PROBLEM STATEMENT: Write out the records below word for word, please.

═══ DATA SUPPLIED ═══

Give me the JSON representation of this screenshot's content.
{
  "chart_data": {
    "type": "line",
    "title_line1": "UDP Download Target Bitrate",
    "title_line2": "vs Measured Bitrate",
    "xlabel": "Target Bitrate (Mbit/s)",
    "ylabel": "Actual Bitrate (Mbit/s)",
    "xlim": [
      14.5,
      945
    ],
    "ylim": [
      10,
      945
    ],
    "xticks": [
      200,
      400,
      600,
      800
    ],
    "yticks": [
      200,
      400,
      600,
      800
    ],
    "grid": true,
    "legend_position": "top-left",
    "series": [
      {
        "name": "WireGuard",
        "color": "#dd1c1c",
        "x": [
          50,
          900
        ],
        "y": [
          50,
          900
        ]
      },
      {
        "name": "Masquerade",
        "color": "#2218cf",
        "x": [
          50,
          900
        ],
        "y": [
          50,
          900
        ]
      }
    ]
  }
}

═══

WRITTEN ANSWER:
Give me the JSON representation of this screenshot's content.
{
  "chart_data": {
    "type": "line",
    "title_line1": "UDP Download Target Bitrate",
    "title_line2": "vs Measured Bitrate",
    "xlabel": "Target Bitrate (Mbit/s)",
    "ylabel": "Actual Bitrate (Mbit/s)",
    "xlim": [
      14.5,
      945
    ],
    "ylim": [
      10,
      945
    ],
    "xticks": [
      200,
      400,
      600,
      800
    ],
    "yticks": [
      200,
      400,
      600,
      800
    ],
    "grid": true,
    "legend_position": "top-left",
    "series": [
      {
        "name": "WireGuard",
        "color": "#dd1c1c",
        "x": [
          50,
          900
        ],
        "y": [
          50,
          900
        ]
      },
      {
        "name": "Masquerade",
        "color": "#2218cf",
        "x": [
          50,
          900
        ],
        "y": [
          50,
          900
        ]
      }
    ]
  }
}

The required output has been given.